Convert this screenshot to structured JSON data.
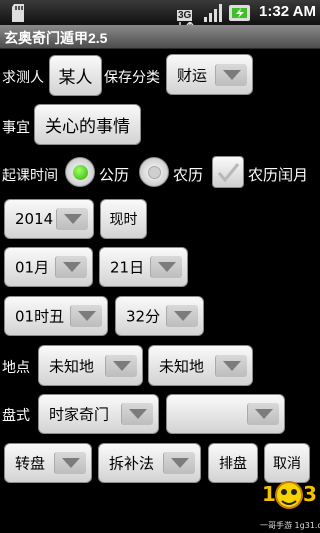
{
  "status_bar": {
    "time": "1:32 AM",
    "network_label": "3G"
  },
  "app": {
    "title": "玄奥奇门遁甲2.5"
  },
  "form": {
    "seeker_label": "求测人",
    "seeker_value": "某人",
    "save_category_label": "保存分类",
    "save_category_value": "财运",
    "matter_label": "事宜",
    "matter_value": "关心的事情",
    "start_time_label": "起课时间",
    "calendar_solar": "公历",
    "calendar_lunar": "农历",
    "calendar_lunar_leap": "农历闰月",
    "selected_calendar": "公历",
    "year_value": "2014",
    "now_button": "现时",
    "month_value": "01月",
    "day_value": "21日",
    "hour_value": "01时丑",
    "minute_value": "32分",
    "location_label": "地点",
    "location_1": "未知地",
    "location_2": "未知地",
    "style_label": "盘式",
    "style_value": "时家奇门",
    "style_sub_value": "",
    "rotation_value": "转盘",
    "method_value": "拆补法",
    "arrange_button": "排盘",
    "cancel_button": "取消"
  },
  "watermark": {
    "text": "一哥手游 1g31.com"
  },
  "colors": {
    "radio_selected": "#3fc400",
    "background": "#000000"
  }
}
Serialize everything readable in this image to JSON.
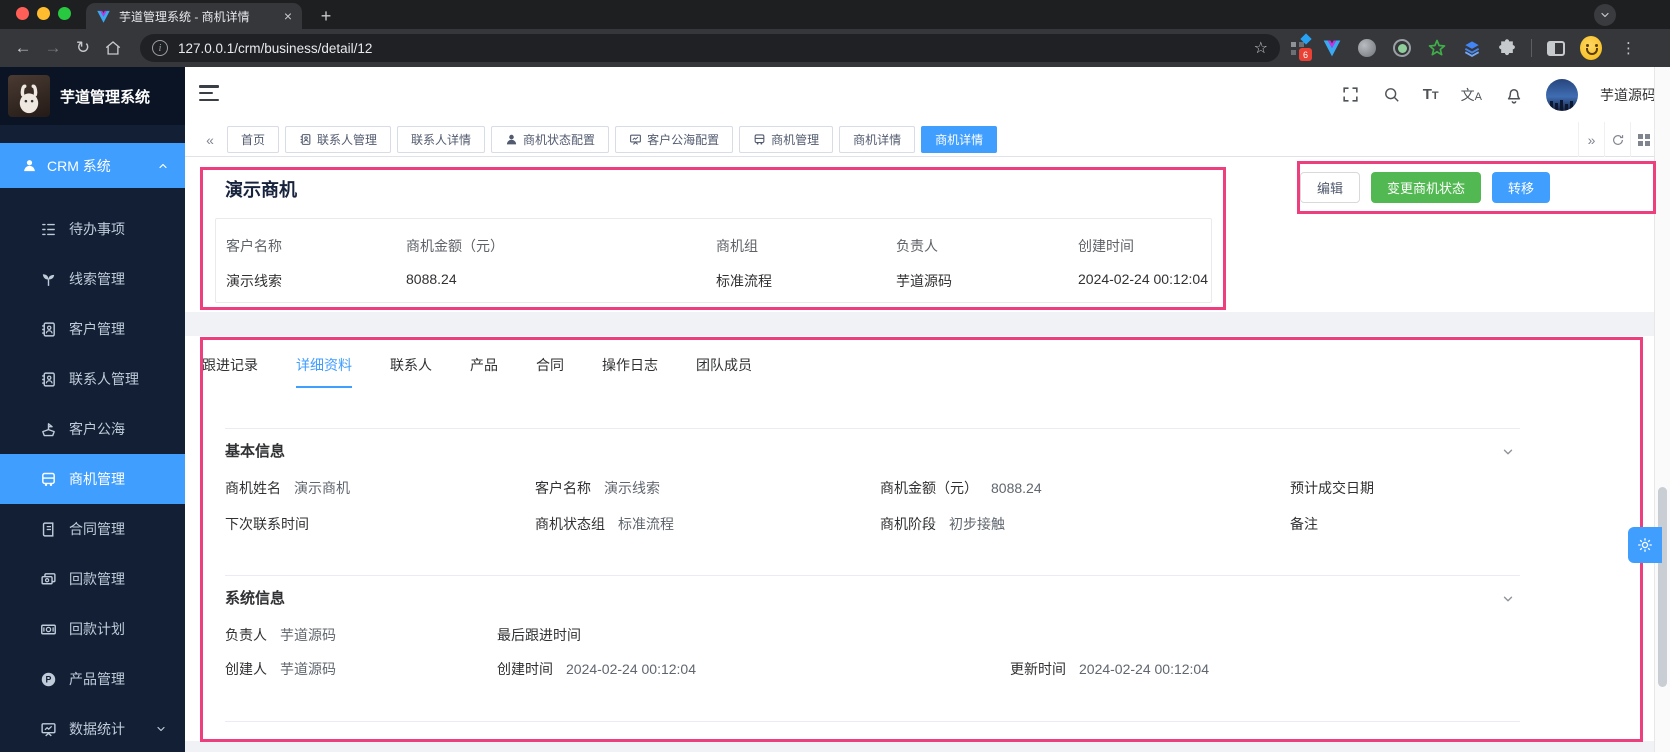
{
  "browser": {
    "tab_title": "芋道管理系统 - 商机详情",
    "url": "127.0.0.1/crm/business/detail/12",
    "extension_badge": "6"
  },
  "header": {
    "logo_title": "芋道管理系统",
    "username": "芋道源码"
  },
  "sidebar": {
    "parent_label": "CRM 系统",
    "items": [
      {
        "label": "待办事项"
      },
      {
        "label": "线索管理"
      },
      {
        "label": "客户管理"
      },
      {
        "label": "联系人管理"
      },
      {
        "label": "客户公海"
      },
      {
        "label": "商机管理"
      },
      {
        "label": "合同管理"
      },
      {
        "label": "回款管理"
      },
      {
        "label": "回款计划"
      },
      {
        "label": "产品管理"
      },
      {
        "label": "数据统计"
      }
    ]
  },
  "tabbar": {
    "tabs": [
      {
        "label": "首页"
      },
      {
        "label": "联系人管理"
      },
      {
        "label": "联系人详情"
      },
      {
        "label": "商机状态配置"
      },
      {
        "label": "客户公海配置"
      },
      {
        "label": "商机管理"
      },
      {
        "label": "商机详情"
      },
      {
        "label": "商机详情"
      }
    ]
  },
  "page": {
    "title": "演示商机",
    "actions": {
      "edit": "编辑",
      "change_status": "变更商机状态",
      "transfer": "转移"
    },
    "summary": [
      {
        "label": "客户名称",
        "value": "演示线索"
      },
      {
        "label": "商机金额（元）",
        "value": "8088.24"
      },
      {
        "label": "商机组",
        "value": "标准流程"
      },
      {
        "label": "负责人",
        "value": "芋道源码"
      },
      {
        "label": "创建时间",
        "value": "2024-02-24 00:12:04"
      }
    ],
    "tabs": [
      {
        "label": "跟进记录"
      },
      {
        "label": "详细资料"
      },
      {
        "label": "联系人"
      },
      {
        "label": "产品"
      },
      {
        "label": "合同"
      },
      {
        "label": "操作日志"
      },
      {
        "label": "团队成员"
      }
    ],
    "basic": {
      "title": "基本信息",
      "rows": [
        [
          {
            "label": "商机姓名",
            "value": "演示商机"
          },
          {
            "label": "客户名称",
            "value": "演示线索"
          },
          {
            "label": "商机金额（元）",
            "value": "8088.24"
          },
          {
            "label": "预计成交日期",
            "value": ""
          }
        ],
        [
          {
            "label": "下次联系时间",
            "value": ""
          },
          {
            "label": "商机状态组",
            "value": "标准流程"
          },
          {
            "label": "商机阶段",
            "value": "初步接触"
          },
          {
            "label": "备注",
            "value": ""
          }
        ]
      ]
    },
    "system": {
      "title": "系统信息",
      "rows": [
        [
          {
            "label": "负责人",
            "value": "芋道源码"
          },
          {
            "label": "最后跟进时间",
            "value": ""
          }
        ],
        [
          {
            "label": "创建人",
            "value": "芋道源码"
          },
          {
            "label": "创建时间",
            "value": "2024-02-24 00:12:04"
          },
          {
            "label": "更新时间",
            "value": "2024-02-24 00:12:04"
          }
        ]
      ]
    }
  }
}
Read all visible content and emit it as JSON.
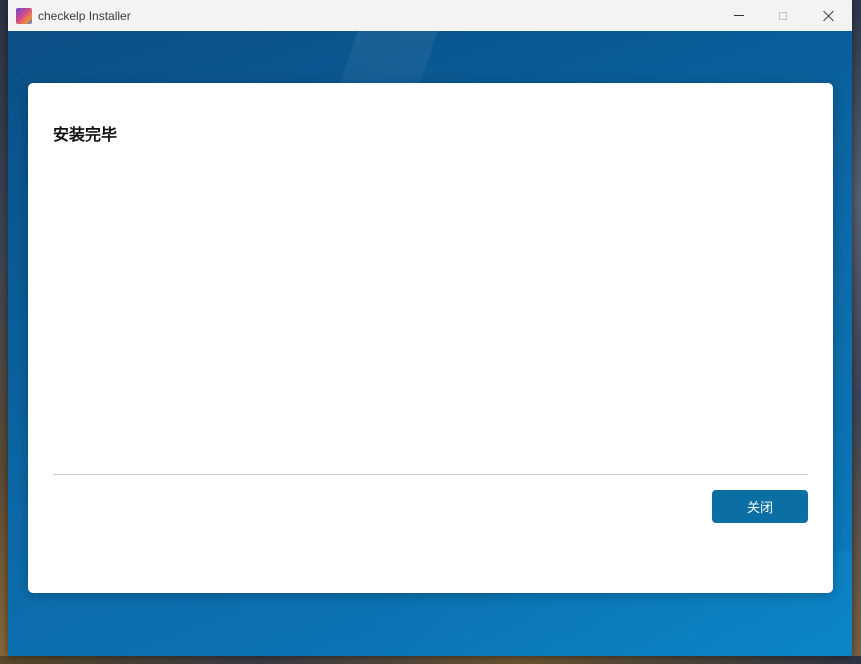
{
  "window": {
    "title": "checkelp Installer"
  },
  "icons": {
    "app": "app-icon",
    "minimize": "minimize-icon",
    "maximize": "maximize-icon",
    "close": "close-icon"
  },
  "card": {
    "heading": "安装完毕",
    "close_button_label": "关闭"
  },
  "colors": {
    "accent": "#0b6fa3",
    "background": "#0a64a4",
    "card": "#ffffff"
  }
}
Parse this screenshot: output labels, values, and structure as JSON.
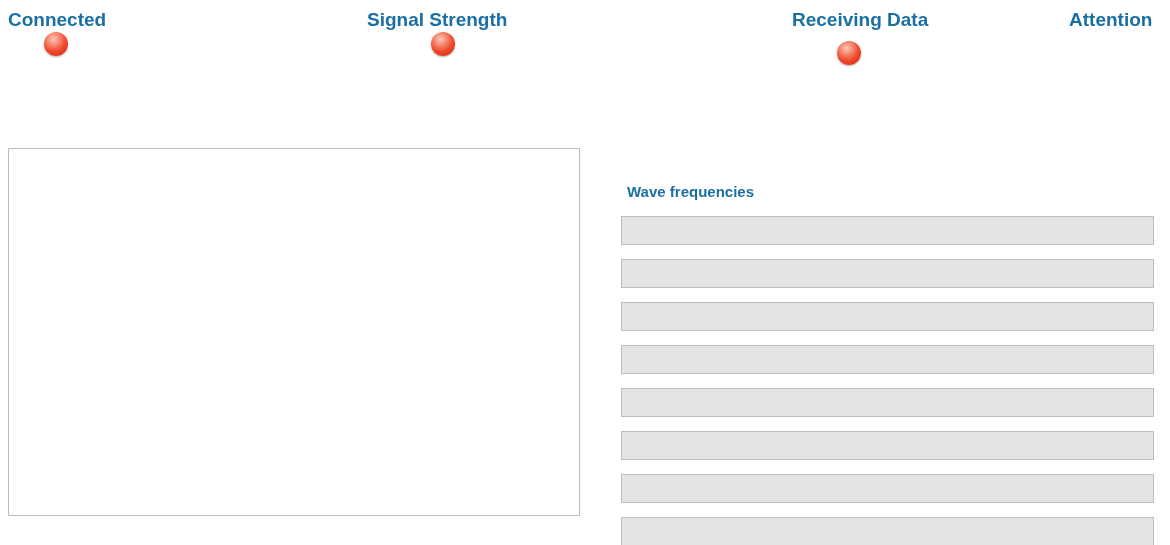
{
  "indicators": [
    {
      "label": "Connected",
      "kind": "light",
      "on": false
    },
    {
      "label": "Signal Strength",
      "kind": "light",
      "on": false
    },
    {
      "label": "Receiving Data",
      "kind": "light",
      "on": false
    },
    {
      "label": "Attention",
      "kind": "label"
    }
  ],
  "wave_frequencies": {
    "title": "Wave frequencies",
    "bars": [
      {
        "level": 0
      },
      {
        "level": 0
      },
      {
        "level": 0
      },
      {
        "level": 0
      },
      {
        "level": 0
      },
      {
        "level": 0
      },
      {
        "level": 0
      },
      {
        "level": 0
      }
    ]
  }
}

* [EXERCISE] Copy all the data exactly as written, but skip any picture.

* [RESPONSE]
Convert this screenshot to structured JSON data.
{
  "status_bar": {
    "time": "1:32 AM",
    "network_label": "3G"
  },
  "app": {
    "title": "玄奥奇门遁甲2.5"
  },
  "form": {
    "seeker_label": "求测人",
    "seeker_value": "某人",
    "save_category_label": "保存分类",
    "save_category_value": "财运",
    "matter_label": "事宜",
    "matter_value": "关心的事情",
    "start_time_label": "起课时间",
    "calendar_solar": "公历",
    "calendar_lunar": "农历",
    "calendar_lunar_leap": "农历闰月",
    "selected_calendar": "公历",
    "year_value": "2014",
    "now_button": "现时",
    "month_value": "01月",
    "day_value": "21日",
    "hour_value": "01时丑",
    "minute_value": "32分",
    "location_label": "地点",
    "location_1": "未知地",
    "location_2": "未知地",
    "style_label": "盘式",
    "style_value": "时家奇门",
    "style_sub_value": "",
    "rotation_value": "转盘",
    "method_value": "拆补法",
    "arrange_button": "排盘",
    "cancel_button": "取消"
  },
  "watermark": {
    "text": "一哥手游 1g31.com"
  },
  "colors": {
    "radio_selected": "#3fc400",
    "background": "#000000"
  }
}
Serialize everything readable in this image to JSON.
{
  "browser": {
    "tab_title": "芋道管理系统 - 商机详情",
    "url": "127.0.0.1/crm/business/detail/12",
    "extension_badge": "6"
  },
  "header": {
    "logo_title": "芋道管理系统",
    "username": "芋道源码"
  },
  "sidebar": {
    "parent_label": "CRM 系统",
    "items": [
      {
        "label": "待办事项"
      },
      {
        "label": "线索管理"
      },
      {
        "label": "客户管理"
      },
      {
        "label": "联系人管理"
      },
      {
        "label": "客户公海"
      },
      {
        "label": "商机管理"
      },
      {
        "label": "合同管理"
      },
      {
        "label": "回款管理"
      },
      {
        "label": "回款计划"
      },
      {
        "label": "产品管理"
      },
      {
        "label": "数据统计"
      }
    ]
  },
  "tabbar": {
    "tabs": [
      {
        "label": "首页"
      },
      {
        "label": "联系人管理"
      },
      {
        "label": "联系人详情"
      },
      {
        "label": "商机状态配置"
      },
      {
        "label": "客户公海配置"
      },
      {
        "label": "商机管理"
      },
      {
        "label": "商机详情"
      },
      {
        "label": "商机详情"
      }
    ]
  },
  "page": {
    "title": "演示商机",
    "actions": {
      "edit": "编辑",
      "change_status": "变更商机状态",
      "transfer": "转移"
    },
    "summary": [
      {
        "label": "客户名称",
        "value": "演示线索"
      },
      {
        "label": "商机金额（元）",
        "value": "8088.24"
      },
      {
        "label": "商机组",
        "value": "标准流程"
      },
      {
        "label": "负责人",
        "value": "芋道源码"
      },
      {
        "label": "创建时间",
        "value": "2024-02-24 00:12:04"
      }
    ],
    "tabs": [
      {
        "label": "跟进记录"
      },
      {
        "label": "详细资料"
      },
      {
        "label": "联系人"
      },
      {
        "label": "产品"
      },
      {
        "label": "合同"
      },
      {
        "label": "操作日志"
      },
      {
        "label": "团队成员"
      }
    ],
    "basic": {
      "title": "基本信息",
      "rows": [
        [
          {
            "label": "商机姓名",
            "value": "演示商机"
          },
          {
            "label": "客户名称",
            "value": "演示线索"
          },
          {
            "label": "商机金额（元）",
            "value": "8088.24"
          },
          {
            "label": "预计成交日期",
            "value": ""
          }
        ],
        [
          {
            "label": "下次联系时间",
            "value": ""
          },
          {
            "label": "商机状态组",
            "value": "标准流程"
          },
          {
            "label": "商机阶段",
            "value": "初步接触"
          },
          {
            "label": "备注",
            "value": ""
          }
        ]
      ]
    },
    "system": {
      "title": "系统信息",
      "rows": [
        [
          {
            "label": "负责人",
            "value": "芋道源码"
          },
          {
            "label": "最后跟进时间",
            "value": ""
          }
        ],
        [
          {
            "label": "创建人",
            "value": "芋道源码"
          },
          {
            "label": "创建时间",
            "value": "2024-02-24 00:12:04"
          },
          {
            "label": "更新时间",
            "value": "2024-02-24 00:12:04"
          }
        ]
      ]
    }
  }
}
Read all visible content and emit it as JSON.
{
  "window": {
    "title": "checkelp Installer"
  },
  "icons": {
    "app": "app-icon",
    "minimize": "minimize-icon",
    "maximize": "maximize-icon",
    "close": "close-icon"
  },
  "card": {
    "heading": "安装完毕",
    "close_button_label": "关闭"
  },
  "colors": {
    "accent": "#0b6fa3",
    "background": "#0a64a4",
    "card": "#ffffff"
  }
}
Parse this screenshot: output labels, values, and structure as JSON.
{
  "indicators": [
    {
      "label": "Connected",
      "kind": "light",
      "on": false
    },
    {
      "label": "Signal Strength",
      "kind": "light",
      "on": false
    },
    {
      "label": "Receiving Data",
      "kind": "light",
      "on": false
    },
    {
      "label": "Attention",
      "kind": "label"
    }
  ],
  "wave_frequencies": {
    "title": "Wave frequencies",
    "bars": [
      {
        "level": 0
      },
      {
        "level": 0
      },
      {
        "level": 0
      },
      {
        "level": 0
      },
      {
        "level": 0
      },
      {
        "level": 0
      },
      {
        "level": 0
      },
      {
        "level": 0
      }
    ]
  }
}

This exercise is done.